**Extracted entries**:
○ ○ ○ ○ ○ ○ ○

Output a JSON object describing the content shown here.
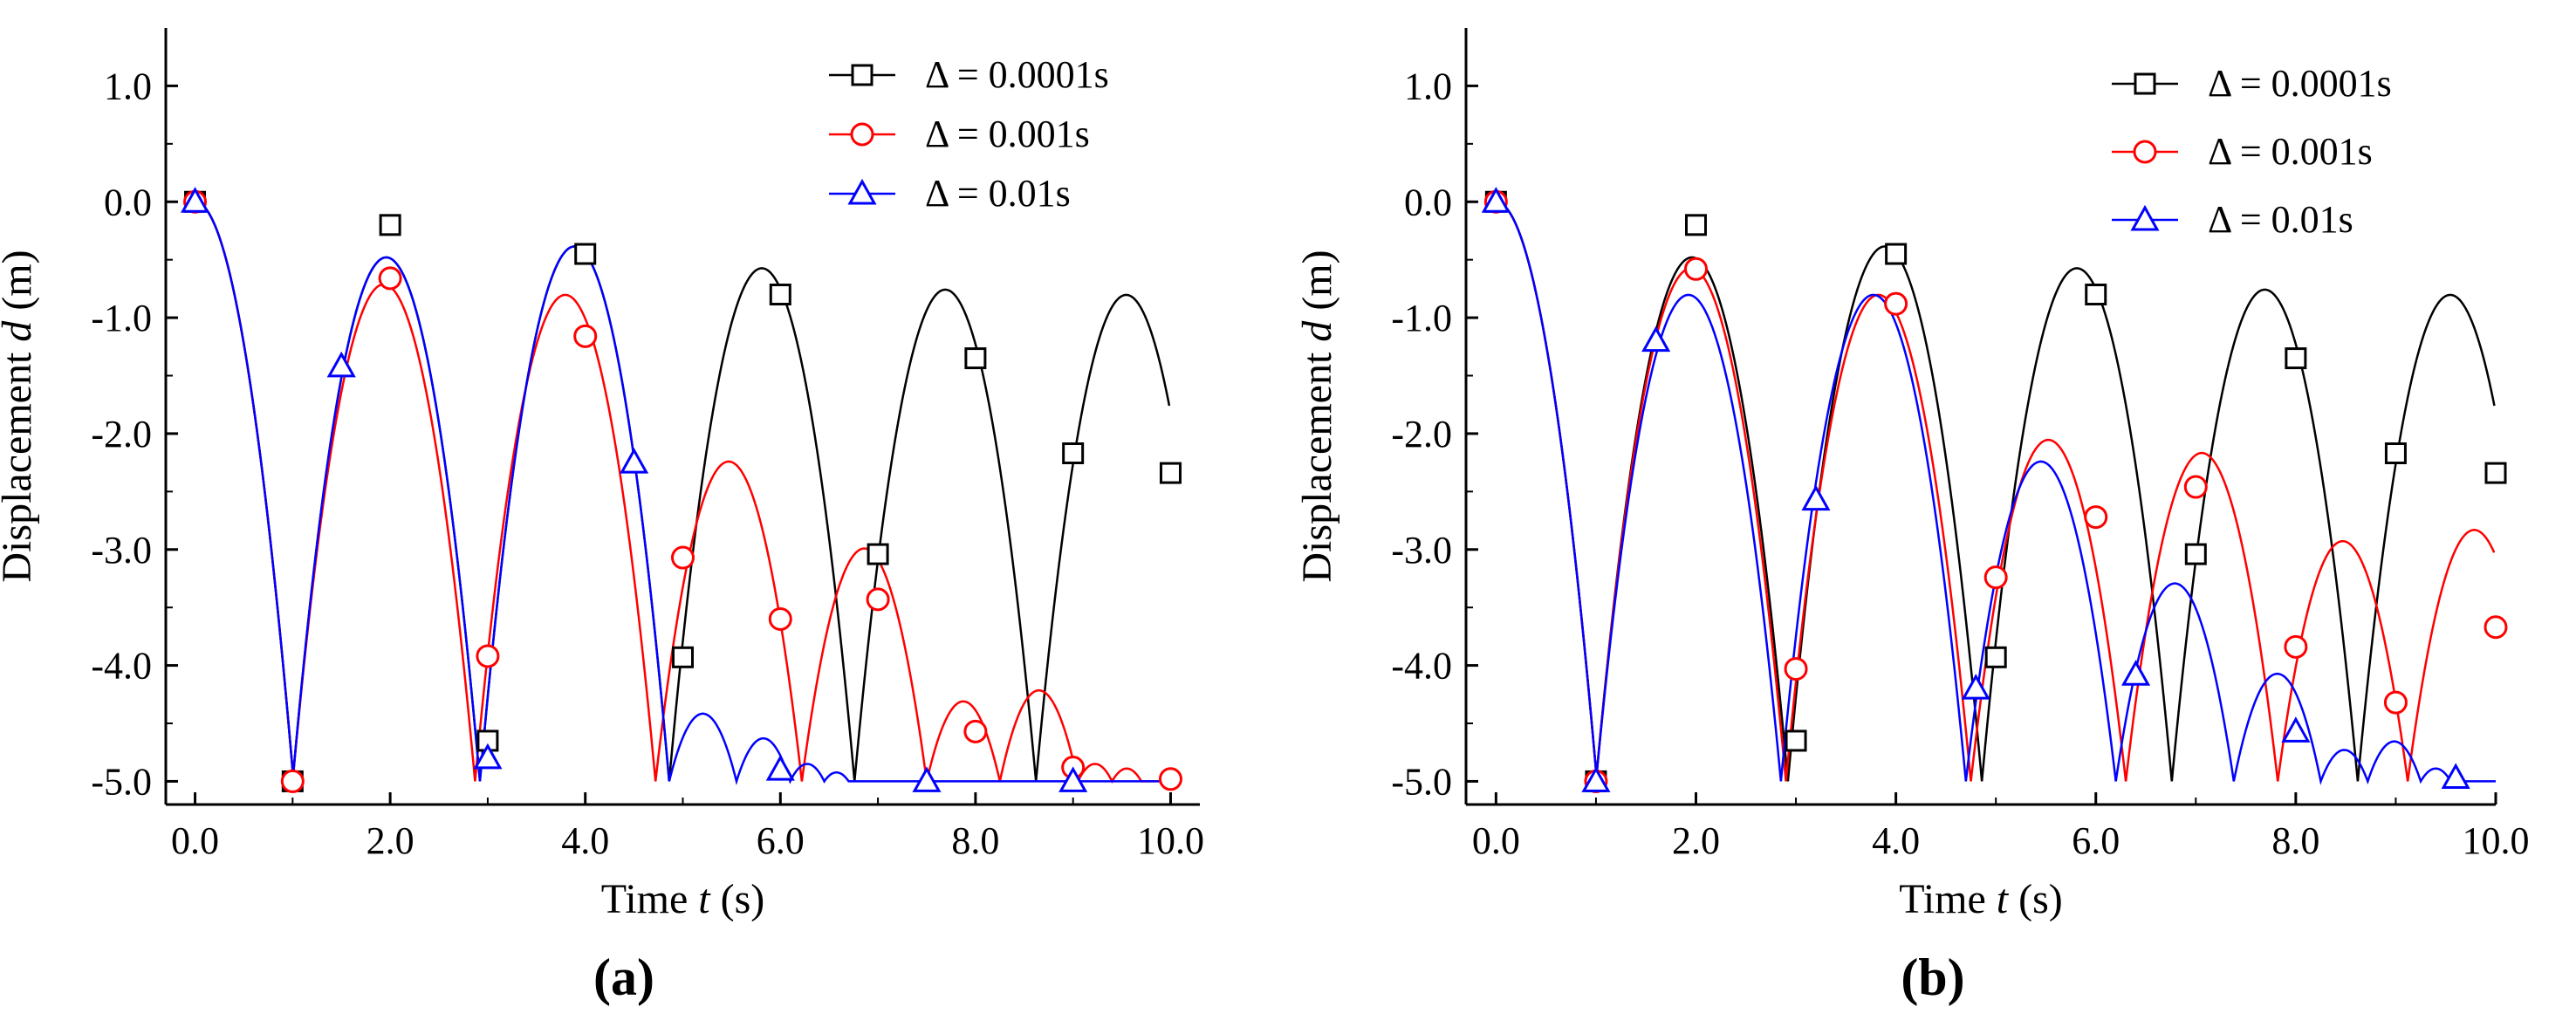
{
  "chart_data": [
    {
      "panel": "a",
      "panel_label": "(a)",
      "type": "line",
      "xlabel": "Time t (s)",
      "xlabel_parts": [
        "Time ",
        "t",
        " (s)"
      ],
      "ylabel": "Displacement d (m)",
      "ylabel_parts": [
        "Displacement ",
        "d",
        " (m)"
      ],
      "xlim": [
        -0.3,
        10.3
      ],
      "ylim": [
        -5.2,
        1.5
      ],
      "xticks": [
        0,
        2,
        4,
        6,
        8,
        10
      ],
      "xtick_labels": [
        "0.0",
        "2.0",
        "4.0",
        "6.0",
        "8.0",
        "10.0"
      ],
      "yticks": [
        1,
        0,
        -1,
        -2,
        -3,
        -4,
        -5
      ],
      "ytick_labels": [
        "1.0",
        "0.0",
        "-1.0",
        "-2.0",
        "-3.0",
        "-4.0",
        "-5.0"
      ],
      "legend_position": "top-right",
      "series": [
        {
          "name": "Δ = 0.0001s",
          "color": "#000000",
          "marker": "square",
          "bounces": [
            [
              0,
              1.0
            ],
            [
              1.0,
              2.92
            ],
            [
              2.92,
              4.86
            ],
            [
              4.86,
              6.76
            ],
            [
              6.76,
              8.62
            ],
            [
              8.62,
              10.47
            ]
          ],
          "markers": [
            [
              0,
              0
            ],
            [
              1,
              -5.0
            ],
            [
              2,
              -0.2
            ],
            [
              3,
              -4.65
            ],
            [
              4,
              -0.45
            ],
            [
              5,
              -3.93
            ],
            [
              6,
              -0.8
            ],
            [
              7,
              -3.04
            ],
            [
              8,
              -1.35
            ],
            [
              9,
              -2.17
            ],
            [
              10,
              -2.34
            ]
          ]
        },
        {
          "name": "Δ = 0.001s",
          "color": "#ff0000",
          "marker": "circle",
          "bounces": [
            [
              0,
              1.0
            ],
            [
              1.0,
              2.87
            ],
            [
              2.87,
              4.72
            ],
            [
              4.72,
              6.22
            ],
            [
              6.22,
              7.5
            ],
            [
              7.5,
              8.25
            ],
            [
              8.25,
              9.05
            ],
            [
              9.05,
              9.4
            ],
            [
              9.4,
              9.7
            ]
          ],
          "markers": [
            [
              0,
              0
            ],
            [
              1,
              -5.0
            ],
            [
              2,
              -0.66
            ],
            [
              3,
              -3.92
            ],
            [
              4,
              -1.16
            ],
            [
              5,
              -3.07
            ],
            [
              6,
              -3.6
            ],
            [
              7,
              -3.43
            ],
            [
              8,
              -4.57
            ],
            [
              9,
              -4.88
            ],
            [
              10,
              -4.98
            ]
          ]
        },
        {
          "name": "Δ = 0.01s",
          "color": "#0000ff",
          "marker": "triangle",
          "bounces": [
            [
              0,
              1.0
            ],
            [
              1.0,
              2.92
            ],
            [
              2.92,
              4.86
            ],
            [
              4.86,
              5.55
            ],
            [
              5.55,
              6.1
            ],
            [
              6.1,
              6.45
            ],
            [
              6.45,
              6.7
            ]
          ],
          "markers": [
            [
              0,
              0
            ],
            [
              1.5,
              -1.42
            ],
            [
              3,
              -4.8
            ],
            [
              4.5,
              -2.25
            ],
            [
              6,
              -4.9
            ],
            [
              7.5,
              -5.0
            ],
            [
              9,
              -5.0
            ]
          ]
        }
      ]
    },
    {
      "panel": "b",
      "panel_label": "(b)",
      "type": "line",
      "xlabel": "Time t (s)",
      "xlabel_parts": [
        "Time ",
        "t",
        " (s)"
      ],
      "ylabel": "Displacement d (m)",
      "ylabel_parts": [
        "Displacement ",
        "d",
        " (m)"
      ],
      "xlim": [
        -0.3,
        10.0
      ],
      "ylim": [
        -5.2,
        1.5
      ],
      "xticks": [
        0,
        2,
        4,
        6,
        8,
        10
      ],
      "xtick_labels": [
        "0.0",
        "2.0",
        "4.0",
        "6.0",
        "8.0",
        "10.0"
      ],
      "yticks": [
        1,
        0,
        -1,
        -2,
        -3,
        -4,
        -5
      ],
      "ytick_labels": [
        "1.0",
        "0.0",
        "-1.0",
        "-2.0",
        "-3.0",
        "-4.0",
        "-5.0"
      ],
      "legend_position": "top-right",
      "series": [
        {
          "name": "Δ = 0.0001s",
          "color": "#000000",
          "marker": "square",
          "bounces": [
            [
              0,
              1.0
            ],
            [
              1.0,
              2.92
            ],
            [
              2.92,
              4.86
            ],
            [
              4.86,
              6.76
            ],
            [
              6.76,
              8.62
            ],
            [
              8.62,
              10.47
            ]
          ],
          "markers": [
            [
              0,
              0
            ],
            [
              1,
              -5.0
            ],
            [
              2,
              -0.2
            ],
            [
              3,
              -4.65
            ],
            [
              4,
              -0.45
            ],
            [
              5,
              -3.93
            ],
            [
              6,
              -0.8
            ],
            [
              7,
              -3.04
            ],
            [
              8,
              -1.35
            ],
            [
              9,
              -2.17
            ],
            [
              10,
              -2.34
            ]
          ]
        },
        {
          "name": "Δ = 0.001s",
          "color": "#ff0000",
          "marker": "circle",
          "bounces": [
            [
              0,
              1.0
            ],
            [
              1.0,
              2.9
            ],
            [
              2.9,
              4.75
            ],
            [
              4.75,
              6.3
            ],
            [
              6.3,
              7.82
            ],
            [
              7.82,
              9.12
            ],
            [
              9.12,
              10.45
            ]
          ],
          "markers": [
            [
              0,
              0
            ],
            [
              1,
              -5.0
            ],
            [
              2,
              -0.58
            ],
            [
              3,
              -4.03
            ],
            [
              4,
              -0.88
            ],
            [
              5,
              -3.24
            ],
            [
              6,
              -2.72
            ],
            [
              7,
              -2.46
            ],
            [
              8,
              -3.84
            ],
            [
              9,
              -4.32
            ],
            [
              10,
              -3.67
            ]
          ]
        },
        {
          "name": "Δ = 0.01s",
          "color": "#0000ff",
          "marker": "triangle",
          "bounces": [
            [
              0,
              1.0
            ],
            [
              1.0,
              2.85
            ],
            [
              2.85,
              4.7
            ],
            [
              4.7,
              6.2
            ],
            [
              6.2,
              7.38
            ],
            [
              7.38,
              8.25
            ],
            [
              8.25,
              8.72
            ],
            [
              8.72,
              9.25
            ],
            [
              9.25,
              9.55
            ]
          ],
          "markers": [
            [
              0,
              0
            ],
            [
              1,
              -5.0
            ],
            [
              1.6,
              -1.2
            ],
            [
              3.2,
              -2.57
            ],
            [
              4.8,
              -4.2
            ],
            [
              6.4,
              -4.08
            ],
            [
              8,
              -4.57
            ],
            [
              9.6,
              -4.97
            ]
          ]
        }
      ]
    }
  ]
}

○ ○ ○ ○ ○ ○ ○

**Task to carry out**: Reproduce each entry precisely. Leave the pictures out.

**Written response**:
Output a JSON object describing the content shown here.
{
  "chart_data": [
    {
      "panel": "a",
      "panel_label": "(a)",
      "type": "line",
      "xlabel": "Time t (s)",
      "xlabel_parts": [
        "Time ",
        "t",
        " (s)"
      ],
      "ylabel": "Displacement d (m)",
      "ylabel_parts": [
        "Displacement ",
        "d",
        " (m)"
      ],
      "xlim": [
        -0.3,
        10.3
      ],
      "ylim": [
        -5.2,
        1.5
      ],
      "xticks": [
        0,
        2,
        4,
        6,
        8,
        10
      ],
      "xtick_labels": [
        "0.0",
        "2.0",
        "4.0",
        "6.0",
        "8.0",
        "10.0"
      ],
      "yticks": [
        1,
        0,
        -1,
        -2,
        -3,
        -4,
        -5
      ],
      "ytick_labels": [
        "1.0",
        "0.0",
        "-1.0",
        "-2.0",
        "-3.0",
        "-4.0",
        "-5.0"
      ],
      "legend_position": "top-right",
      "series": [
        {
          "name": "Δ = 0.0001s",
          "color": "#000000",
          "marker": "square",
          "bounces": [
            [
              0,
              1.0
            ],
            [
              1.0,
              2.92
            ],
            [
              2.92,
              4.86
            ],
            [
              4.86,
              6.76
            ],
            [
              6.76,
              8.62
            ],
            [
              8.62,
              10.47
            ]
          ],
          "markers": [
            [
              0,
              0
            ],
            [
              1,
              -5.0
            ],
            [
              2,
              -0.2
            ],
            [
              3,
              -4.65
            ],
            [
              4,
              -0.45
            ],
            [
              5,
              -3.93
            ],
            [
              6,
              -0.8
            ],
            [
              7,
              -3.04
            ],
            [
              8,
              -1.35
            ],
            [
              9,
              -2.17
            ],
            [
              10,
              -2.34
            ]
          ]
        },
        {
          "name": "Δ = 0.001s",
          "color": "#ff0000",
          "marker": "circle",
          "bounces": [
            [
              0,
              1.0
            ],
            [
              1.0,
              2.87
            ],
            [
              2.87,
              4.72
            ],
            [
              4.72,
              6.22
            ],
            [
              6.22,
              7.5
            ],
            [
              7.5,
              8.25
            ],
            [
              8.25,
              9.05
            ],
            [
              9.05,
              9.4
            ],
            [
              9.4,
              9.7
            ]
          ],
          "markers": [
            [
              0,
              0
            ],
            [
              1,
              -5.0
            ],
            [
              2,
              -0.66
            ],
            [
              3,
              -3.92
            ],
            [
              4,
              -1.16
            ],
            [
              5,
              -3.07
            ],
            [
              6,
              -3.6
            ],
            [
              7,
              -3.43
            ],
            [
              8,
              -4.57
            ],
            [
              9,
              -4.88
            ],
            [
              10,
              -4.98
            ]
          ]
        },
        {
          "name": "Δ = 0.01s",
          "color": "#0000ff",
          "marker": "triangle",
          "bounces": [
            [
              0,
              1.0
            ],
            [
              1.0,
              2.92
            ],
            [
              2.92,
              4.86
            ],
            [
              4.86,
              5.55
            ],
            [
              5.55,
              6.1
            ],
            [
              6.1,
              6.45
            ],
            [
              6.45,
              6.7
            ]
          ],
          "markers": [
            [
              0,
              0
            ],
            [
              1.5,
              -1.42
            ],
            [
              3,
              -4.8
            ],
            [
              4.5,
              -2.25
            ],
            [
              6,
              -4.9
            ],
            [
              7.5,
              -5.0
            ],
            [
              9,
              -5.0
            ]
          ]
        }
      ]
    },
    {
      "panel": "b",
      "panel_label": "(b)",
      "type": "line",
      "xlabel": "Time t (s)",
      "xlabel_parts": [
        "Time ",
        "t",
        " (s)"
      ],
      "ylabel": "Displacement d (m)",
      "ylabel_parts": [
        "Displacement ",
        "d",
        " (m)"
      ],
      "xlim": [
        -0.3,
        10.0
      ],
      "ylim": [
        -5.2,
        1.5
      ],
      "xticks": [
        0,
        2,
        4,
        6,
        8,
        10
      ],
      "xtick_labels": [
        "0.0",
        "2.0",
        "4.0",
        "6.0",
        "8.0",
        "10.0"
      ],
      "yticks": [
        1,
        0,
        -1,
        -2,
        -3,
        -4,
        -5
      ],
      "ytick_labels": [
        "1.0",
        "0.0",
        "-1.0",
        "-2.0",
        "-3.0",
        "-4.0",
        "-5.0"
      ],
      "legend_position": "top-right",
      "series": [
        {
          "name": "Δ = 0.0001s",
          "color": "#000000",
          "marker": "square",
          "bounces": [
            [
              0,
              1.0
            ],
            [
              1.0,
              2.92
            ],
            [
              2.92,
              4.86
            ],
            [
              4.86,
              6.76
            ],
            [
              6.76,
              8.62
            ],
            [
              8.62,
              10.47
            ]
          ],
          "markers": [
            [
              0,
              0
            ],
            [
              1,
              -5.0
            ],
            [
              2,
              -0.2
            ],
            [
              3,
              -4.65
            ],
            [
              4,
              -0.45
            ],
            [
              5,
              -3.93
            ],
            [
              6,
              -0.8
            ],
            [
              7,
              -3.04
            ],
            [
              8,
              -1.35
            ],
            [
              9,
              -2.17
            ],
            [
              10,
              -2.34
            ]
          ]
        },
        {
          "name": "Δ = 0.001s",
          "color": "#ff0000",
          "marker": "circle",
          "bounces": [
            [
              0,
              1.0
            ],
            [
              1.0,
              2.9
            ],
            [
              2.9,
              4.75
            ],
            [
              4.75,
              6.3
            ],
            [
              6.3,
              7.82
            ],
            [
              7.82,
              9.12
            ],
            [
              9.12,
              10.45
            ]
          ],
          "markers": [
            [
              0,
              0
            ],
            [
              1,
              -5.0
            ],
            [
              2,
              -0.58
            ],
            [
              3,
              -4.03
            ],
            [
              4,
              -0.88
            ],
            [
              5,
              -3.24
            ],
            [
              6,
              -2.72
            ],
            [
              7,
              -2.46
            ],
            [
              8,
              -3.84
            ],
            [
              9,
              -4.32
            ],
            [
              10,
              -3.67
            ]
          ]
        },
        {
          "name": "Δ = 0.01s",
          "color": "#0000ff",
          "marker": "triangle",
          "bounces": [
            [
              0,
              1.0
            ],
            [
              1.0,
              2.85
            ],
            [
              2.85,
              4.7
            ],
            [
              4.7,
              6.2
            ],
            [
              6.2,
              7.38
            ],
            [
              7.38,
              8.25
            ],
            [
              8.25,
              8.72
            ],
            [
              8.72,
              9.25
            ],
            [
              9.25,
              9.55
            ]
          ],
          "markers": [
            [
              0,
              0
            ],
            [
              1,
              -5.0
            ],
            [
              1.6,
              -1.2
            ],
            [
              3.2,
              -2.57
            ],
            [
              4.8,
              -4.2
            ],
            [
              6.4,
              -4.08
            ],
            [
              8,
              -4.57
            ],
            [
              9.6,
              -4.97
            ]
          ]
        }
      ]
    }
  ]
}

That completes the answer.